• **EXERCISE BRIEF**
Arrange the lines of the listing from the line containing "118, 208, 166]" through the line containing "project-thumbnail[interactable] [483, 120, 744, 240]", inclusive, as a JSON list of strings with one string per line and any blank lines omitted.

• **RECORD LIST**

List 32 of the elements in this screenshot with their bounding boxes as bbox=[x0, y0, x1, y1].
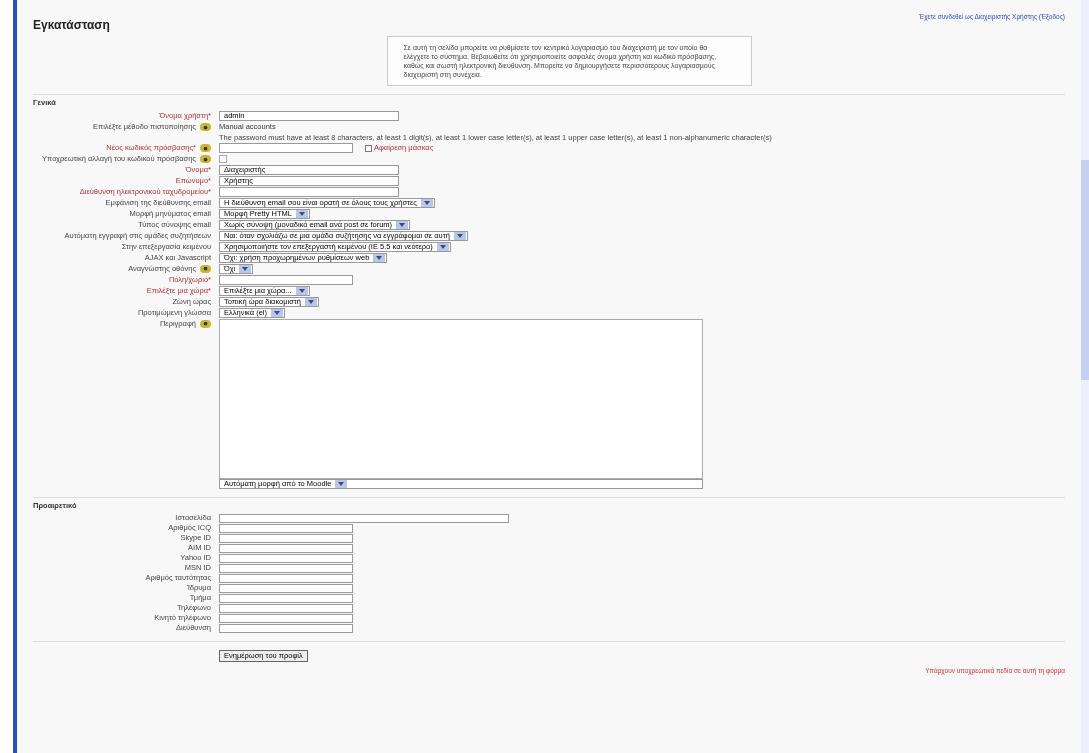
dropdown-arrow-icon bbox=[439, 244, 446, 249]
text-input[interactable] bbox=[219, 514, 509, 523]
dropdown-arrow-icon bbox=[298, 211, 305, 216]
dropdown-arrow-icon bbox=[338, 481, 345, 486]
dropdown-arrow-icon bbox=[399, 222, 406, 227]
dropdown-arrow-icon bbox=[376, 255, 383, 260]
checkbox[interactable] bbox=[219, 155, 227, 164]
help-icon[interactable] bbox=[200, 155, 211, 164]
text-input[interactable] bbox=[219, 534, 353, 543]
text-input[interactable] bbox=[219, 584, 353, 593]
dropdown-arrow-icon bbox=[274, 310, 280, 315]
page-title: Εγκατάσταση bbox=[33, 17, 110, 34]
text-input[interactable] bbox=[219, 594, 353, 603]
text-input[interactable] bbox=[219, 544, 353, 553]
text-input[interactable] bbox=[219, 624, 353, 633]
text-input[interactable] bbox=[219, 604, 353, 613]
dropdown-arrow-icon bbox=[242, 266, 249, 271]
scrollbar[interactable] bbox=[1081, 0, 1089, 753]
dropdown-arrow-icon bbox=[456, 233, 463, 238]
dropdown-arrow-icon bbox=[423, 200, 430, 205]
help-icon[interactable] bbox=[200, 144, 211, 153]
help-icon[interactable] bbox=[200, 123, 211, 132]
text-input[interactable] bbox=[219, 614, 353, 623]
text-input[interactable] bbox=[219, 274, 353, 285]
text-input[interactable] bbox=[219, 524, 353, 533]
text-input[interactable] bbox=[219, 564, 353, 573]
help-icon[interactable] bbox=[200, 264, 211, 273]
help-icon[interactable] bbox=[200, 319, 211, 328]
password-input[interactable] bbox=[219, 143, 353, 154]
text-input[interactable] bbox=[219, 186, 399, 197]
text-input[interactable] bbox=[219, 554, 353, 563]
text-input[interactable] bbox=[219, 574, 353, 583]
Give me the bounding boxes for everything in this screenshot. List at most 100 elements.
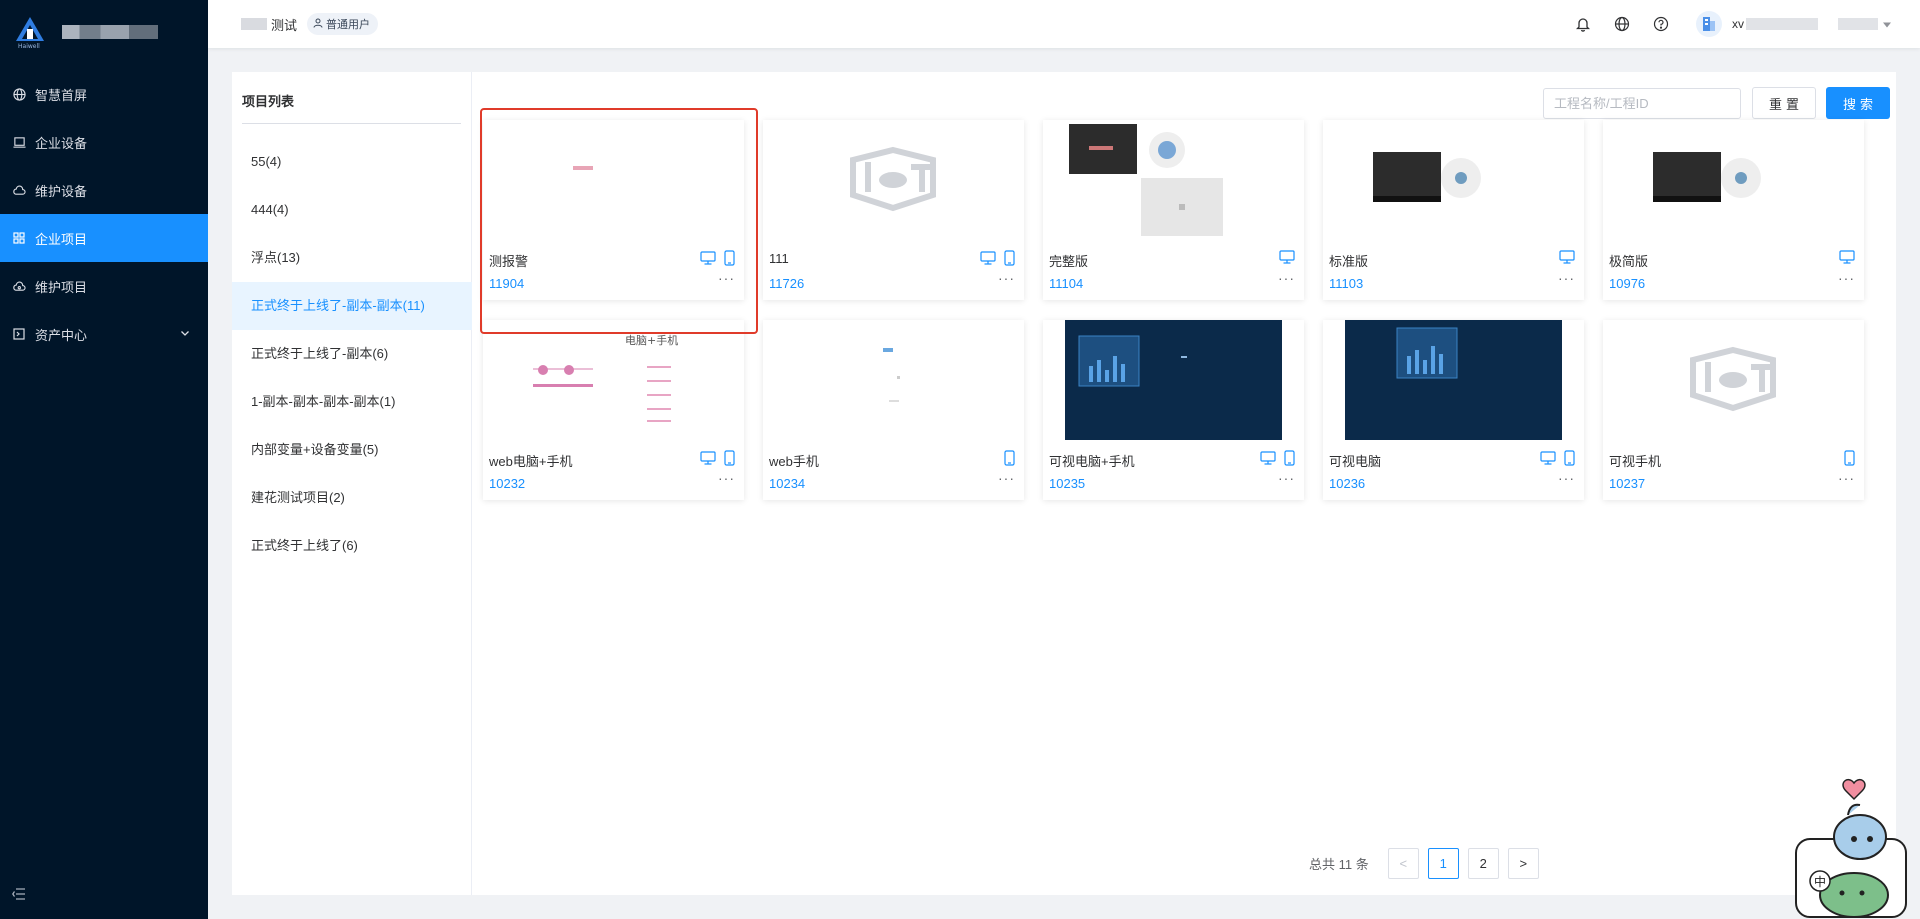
sidebar-item-enterprise-devices[interactable]: 企业设备 [0, 118, 208, 166]
box-icon [12, 327, 26, 341]
project-card[interactable]: IOT 可视手机 10237 ··· [1603, 320, 1864, 500]
project-card[interactable]: 可视电脑+手机 10235 ··· [1043, 320, 1304, 500]
project-list: 项目列表 55(4) 444(4) 浮点(13) 正式终于上线了-副本-副本(1… [232, 72, 472, 895]
monitor-icon[interactable] [700, 451, 716, 468]
project-card[interactable]: 完整版 11104 ··· [1043, 120, 1304, 300]
project-thumbnail[interactable] [483, 120, 744, 240]
project-card[interactable]: 可视电脑 10236 ··· [1323, 320, 1584, 500]
project-group-item[interactable]: 1-副本-副本-副本-副本(1) [232, 378, 472, 426]
more-options-icon[interactable]: ··· [998, 470, 1015, 486]
project-group-item-active[interactable]: 正式终于上线了-副本-副本(11) [232, 282, 472, 330]
project-group-item[interactable]: 建花测试项目(2) [232, 474, 472, 522]
project-group-item[interactable]: 55(4) [232, 138, 472, 186]
svg-text:电脑+手机: 电脑+手机 [625, 333, 678, 347]
help-icon[interactable] [1641, 16, 1680, 32]
more-options-icon[interactable]: ··· [718, 270, 735, 286]
project-thumbnail[interactable] [763, 320, 1024, 440]
project-id[interactable]: 10235 [1049, 476, 1085, 491]
more-options-icon[interactable]: ··· [1558, 470, 1575, 486]
sidebar-item-asset-center[interactable]: 资产中心 [0, 310, 208, 358]
project-card[interactable]: 标准版 11103 ··· [1323, 120, 1584, 300]
search-bar: 重置 搜索 [1543, 87, 1890, 119]
project-card[interactable]: 极简版 10976 ··· [1603, 120, 1864, 300]
project-id[interactable]: 10237 [1609, 476, 1645, 491]
monitor-icon[interactable] [1839, 250, 1855, 267]
monitor-icon[interactable] [980, 251, 996, 268]
reset-button[interactable]: 重置 [1752, 87, 1816, 119]
project-thumbnail[interactable]: IOT [763, 120, 1024, 240]
mobile-phone-icon[interactable] [1844, 450, 1855, 469]
pagination: 总共 11 条 < 1 2 > [1309, 848, 1539, 879]
sidebar-item-smart-home[interactable]: 智慧首屏 [0, 70, 208, 118]
project-thumbnail[interactable]: IOT [1603, 320, 1864, 440]
next-page-button[interactable]: > [1507, 848, 1539, 879]
more-options-icon[interactable]: ··· [1838, 470, 1855, 486]
mobile-phone-icon[interactable] [724, 250, 735, 269]
breadcrumb: 测试 普通用户 [208, 13, 379, 35]
project-id[interactable]: 10234 [769, 476, 805, 491]
mobile-phone-icon[interactable] [1004, 450, 1015, 469]
project-card[interactable]: web手机 10234 ··· [763, 320, 1024, 500]
project-name: 极简版 [1609, 254, 1649, 269]
more-options-icon[interactable]: ··· [1278, 270, 1295, 286]
logo[interactable]: Haiwell [0, 0, 208, 64]
more-options-icon[interactable]: ··· [1838, 270, 1855, 286]
globe-language-icon[interactable] [1602, 16, 1641, 32]
more-options-icon[interactable]: ··· [998, 270, 1015, 286]
more-options-icon[interactable]: ··· [718, 470, 735, 486]
project-thumbnail[interactable] [1603, 120, 1864, 240]
more-options-icon[interactable]: ··· [1558, 270, 1575, 286]
mobile-phone-icon[interactable] [724, 450, 735, 469]
monitor-icon[interactable] [1260, 451, 1276, 468]
pagination-total: 总共 11 条 [1309, 857, 1369, 872]
device-type-icons [1279, 250, 1295, 267]
monitor-icon[interactable] [1559, 250, 1575, 267]
search-input[interactable] [1543, 87, 1741, 119]
monitor-icon[interactable] [1540, 451, 1556, 468]
project-id[interactable]: 11904 [489, 276, 524, 291]
project-id[interactable]: 11103 [1329, 276, 1363, 291]
project-id[interactable]: 10236 [1329, 476, 1365, 491]
project-thumbnail[interactable] [1323, 120, 1584, 240]
prev-page-button[interactable]: < [1387, 848, 1419, 879]
project-thumbnail[interactable]: 电脑+手机 [483, 320, 744, 440]
project-id[interactable]: 11726 [769, 276, 804, 291]
sidebar-item-maintenance-projects[interactable]: 维护项目 [0, 262, 208, 310]
menu-collapse-icon[interactable] [12, 887, 26, 903]
svg-text:Haiwell: Haiwell [18, 43, 40, 49]
sidebar-item-label: 资产中心 [35, 327, 88, 343]
mobile-phone-icon[interactable] [1284, 450, 1295, 469]
page-button-1[interactable]: 1 [1427, 848, 1459, 879]
project-id[interactable]: 10976 [1609, 276, 1645, 291]
project-group-item[interactable]: 内部变量+设备变量(5) [232, 426, 472, 474]
user-name[interactable]: xv [1732, 17, 1744, 31]
project-thumbnail[interactable] [1043, 120, 1304, 240]
project-id[interactable]: 10232 [489, 476, 525, 491]
monitor-icon[interactable] [700, 251, 716, 268]
page-button-2[interactable]: 2 [1467, 848, 1499, 879]
mobile-phone-icon[interactable] [1004, 250, 1015, 269]
avatar[interactable] [1696, 11, 1722, 37]
project-card[interactable]: 电脑+手机 web电脑+手机 10232 ··· [483, 320, 744, 500]
bell-icon[interactable] [1563, 16, 1602, 32]
project-thumbnail[interactable] [1043, 320, 1304, 440]
caret-down-icon[interactable] [1882, 16, 1892, 32]
project-name: 完整版 [1049, 254, 1089, 269]
sidebar-item-enterprise-projects[interactable]: 企业项目 [0, 214, 208, 262]
redacted-org[interactable] [1838, 18, 1878, 30]
project-id[interactable]: 11104 [1049, 276, 1083, 291]
project-group-item[interactable]: 浮点(13) [232, 234, 472, 282]
mascot-sticker[interactable]: 中 [1790, 775, 1920, 919]
more-options-icon[interactable]: ··· [1278, 470, 1295, 486]
project-thumbnail[interactable] [1323, 320, 1584, 440]
project-group-item[interactable]: 正式终于上线了-副本(6) [232, 330, 472, 378]
project-card[interactable]: 测报警 11904 ··· [483, 120, 744, 300]
monitor-icon[interactable] [1279, 250, 1295, 267]
sidebar-item-maintenance-devices[interactable]: 维护设备 [0, 166, 208, 214]
mobile-phone-icon[interactable] [1564, 450, 1575, 469]
project-card[interactable]: IOT 111 11726 ··· [763, 120, 1024, 300]
search-button[interactable]: 搜索 [1826, 87, 1890, 119]
project-group-item[interactable]: 444(4) [232, 186, 472, 234]
project-group-item[interactable]: 正式终于上线了(6) [232, 522, 472, 570]
device-type-icons [1559, 250, 1575, 267]
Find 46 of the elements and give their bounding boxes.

• **REPLY TO THE TASK**
[
  "sidebar-item-enterprise-devices[interactable]: 企业设备 [0, 118, 208, 166]",
  "box-icon [12, 327, 26, 341]",
  "project-card[interactable]: IOT 可视手机 10237 ··· [1603, 320, 1864, 500]",
  "project-card[interactable]: 可视电脑+手机 10235 ··· [1043, 320, 1304, 500]",
  "project-list: 项目列表 55(4) 444(4) 浮点(13) 正式终于上线了-副本-副本(1… [232, 72, 472, 895]",
  "monitor-icon[interactable] [700, 451, 716, 468]",
  "project-card[interactable]: 完整版 11104 ··· [1043, 120, 1304, 300]",
  "project-thumbnail[interactable] [483, 120, 744, 240]"
]